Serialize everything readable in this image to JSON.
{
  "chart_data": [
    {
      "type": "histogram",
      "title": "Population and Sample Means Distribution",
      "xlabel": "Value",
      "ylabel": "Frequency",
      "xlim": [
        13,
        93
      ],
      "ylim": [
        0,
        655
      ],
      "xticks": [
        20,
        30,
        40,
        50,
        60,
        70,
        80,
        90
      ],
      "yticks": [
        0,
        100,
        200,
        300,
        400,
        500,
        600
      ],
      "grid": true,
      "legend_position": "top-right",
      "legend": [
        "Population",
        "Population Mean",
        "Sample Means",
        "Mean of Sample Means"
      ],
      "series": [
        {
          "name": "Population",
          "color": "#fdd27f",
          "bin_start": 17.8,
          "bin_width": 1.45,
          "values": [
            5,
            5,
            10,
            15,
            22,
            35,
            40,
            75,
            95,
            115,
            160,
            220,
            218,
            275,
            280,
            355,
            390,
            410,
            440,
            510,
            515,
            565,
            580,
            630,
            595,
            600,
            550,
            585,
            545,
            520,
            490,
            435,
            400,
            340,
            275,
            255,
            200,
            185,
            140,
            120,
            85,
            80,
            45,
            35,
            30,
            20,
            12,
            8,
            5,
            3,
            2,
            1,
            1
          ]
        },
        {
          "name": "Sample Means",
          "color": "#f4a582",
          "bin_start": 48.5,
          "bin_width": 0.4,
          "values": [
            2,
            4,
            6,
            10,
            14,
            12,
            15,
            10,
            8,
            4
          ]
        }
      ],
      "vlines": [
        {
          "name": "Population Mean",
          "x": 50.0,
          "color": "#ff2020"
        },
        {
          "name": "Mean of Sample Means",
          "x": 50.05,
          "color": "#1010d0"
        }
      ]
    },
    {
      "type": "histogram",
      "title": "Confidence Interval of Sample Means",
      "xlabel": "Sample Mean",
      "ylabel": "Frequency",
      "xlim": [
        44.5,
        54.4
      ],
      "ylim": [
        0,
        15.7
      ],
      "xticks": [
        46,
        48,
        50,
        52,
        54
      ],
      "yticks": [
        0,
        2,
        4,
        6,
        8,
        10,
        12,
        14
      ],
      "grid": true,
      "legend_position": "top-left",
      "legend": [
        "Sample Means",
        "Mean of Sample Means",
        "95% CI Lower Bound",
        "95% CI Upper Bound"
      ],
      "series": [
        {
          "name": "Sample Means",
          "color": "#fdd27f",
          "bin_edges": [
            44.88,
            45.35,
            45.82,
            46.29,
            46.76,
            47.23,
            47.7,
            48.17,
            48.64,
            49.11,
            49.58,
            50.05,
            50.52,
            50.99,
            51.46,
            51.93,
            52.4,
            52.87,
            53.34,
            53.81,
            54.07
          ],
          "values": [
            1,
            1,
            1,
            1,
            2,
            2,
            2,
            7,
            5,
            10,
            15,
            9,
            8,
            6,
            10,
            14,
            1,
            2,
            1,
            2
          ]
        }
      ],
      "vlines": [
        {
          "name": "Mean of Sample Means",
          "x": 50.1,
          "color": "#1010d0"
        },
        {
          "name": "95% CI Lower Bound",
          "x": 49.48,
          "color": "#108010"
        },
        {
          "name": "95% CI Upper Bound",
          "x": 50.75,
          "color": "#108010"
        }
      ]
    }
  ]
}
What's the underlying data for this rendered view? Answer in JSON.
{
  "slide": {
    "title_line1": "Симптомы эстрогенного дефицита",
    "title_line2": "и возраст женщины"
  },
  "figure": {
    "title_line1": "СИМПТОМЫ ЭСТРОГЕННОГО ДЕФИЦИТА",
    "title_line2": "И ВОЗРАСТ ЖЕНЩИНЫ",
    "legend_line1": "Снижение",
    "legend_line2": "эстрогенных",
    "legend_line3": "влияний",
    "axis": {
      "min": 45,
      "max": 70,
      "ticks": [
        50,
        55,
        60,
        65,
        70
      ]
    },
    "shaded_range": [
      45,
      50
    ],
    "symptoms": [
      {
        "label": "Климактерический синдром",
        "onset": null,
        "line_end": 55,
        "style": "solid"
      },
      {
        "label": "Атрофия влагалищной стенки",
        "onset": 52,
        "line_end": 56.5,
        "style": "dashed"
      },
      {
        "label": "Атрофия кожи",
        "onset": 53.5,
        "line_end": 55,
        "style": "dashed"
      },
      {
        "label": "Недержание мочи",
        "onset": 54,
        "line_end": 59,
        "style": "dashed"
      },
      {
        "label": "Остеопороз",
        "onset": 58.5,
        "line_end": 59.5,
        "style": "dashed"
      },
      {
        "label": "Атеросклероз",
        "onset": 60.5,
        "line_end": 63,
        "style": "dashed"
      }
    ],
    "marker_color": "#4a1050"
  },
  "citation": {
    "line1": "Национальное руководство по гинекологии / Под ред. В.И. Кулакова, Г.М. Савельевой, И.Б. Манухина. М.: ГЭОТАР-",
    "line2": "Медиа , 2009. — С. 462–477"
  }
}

**Exercise details:** Identify which lines contain the word "Population" and copy each one.

**Problem solution:**
      "title": "Population and Sample Means Distribution",
        "Population",
        "Population Mean",
          "name": "Population",
          "name": "Population Mean",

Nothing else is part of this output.